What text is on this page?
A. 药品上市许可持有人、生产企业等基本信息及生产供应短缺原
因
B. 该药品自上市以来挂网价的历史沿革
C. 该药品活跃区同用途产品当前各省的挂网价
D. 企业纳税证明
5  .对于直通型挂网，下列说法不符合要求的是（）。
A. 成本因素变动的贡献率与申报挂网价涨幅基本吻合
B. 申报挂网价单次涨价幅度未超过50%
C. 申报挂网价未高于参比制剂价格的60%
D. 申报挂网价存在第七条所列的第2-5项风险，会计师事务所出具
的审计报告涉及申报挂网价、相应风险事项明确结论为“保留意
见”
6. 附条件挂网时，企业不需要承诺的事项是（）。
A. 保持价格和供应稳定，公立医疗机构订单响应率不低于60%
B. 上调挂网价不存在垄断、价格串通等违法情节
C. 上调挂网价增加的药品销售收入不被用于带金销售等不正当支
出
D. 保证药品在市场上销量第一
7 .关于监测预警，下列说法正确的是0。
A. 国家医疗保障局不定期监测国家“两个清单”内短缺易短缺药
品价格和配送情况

Exercise aim -
Your task is to output the full set of records exactly as presented.

Exercise result -
What text is on this page?
A. 药品上市许可持有人、生产企业等基本信息及生产供应短缺原
因
B. 该药品自上市以来挂网价的历史沿革
C. 该药品活跃区同用途产品当前各省的挂网价
D. 企业纳税证明
5  .对于直通型挂网，下列说法不符合要求的是（）。
A. 成本因素变动的贡献率与申报挂网价涨幅基本吻合
B. 申报挂网价单次涨价幅度未超过50%
C. 申报挂网价未高于参比制剂价格的60%
D. 申报挂网价存在第七条所列的第2-5项风险，会计师事务所出具
的审计报告涉及申报挂网价、相应风险事项明确结论为“保留意
见”
6. 附条件挂网时，企业不需要承诺的事项是（）。
A. 保持价格和供应稳定，公立医疗机构订单响应率不低于60%
B. 上调挂网价不存在垄断、价格串通等违法情节
C. 上调挂网价增加的药品销售收入不被用于带金销售等不正当支
出
D. 保证药品在市场上销量第一
7 .关于监测预警，下列说法正确的是0。
A. 国家医疗保障局不定期监测国家“两个清单”内短缺易短缺药
品价格和配送情况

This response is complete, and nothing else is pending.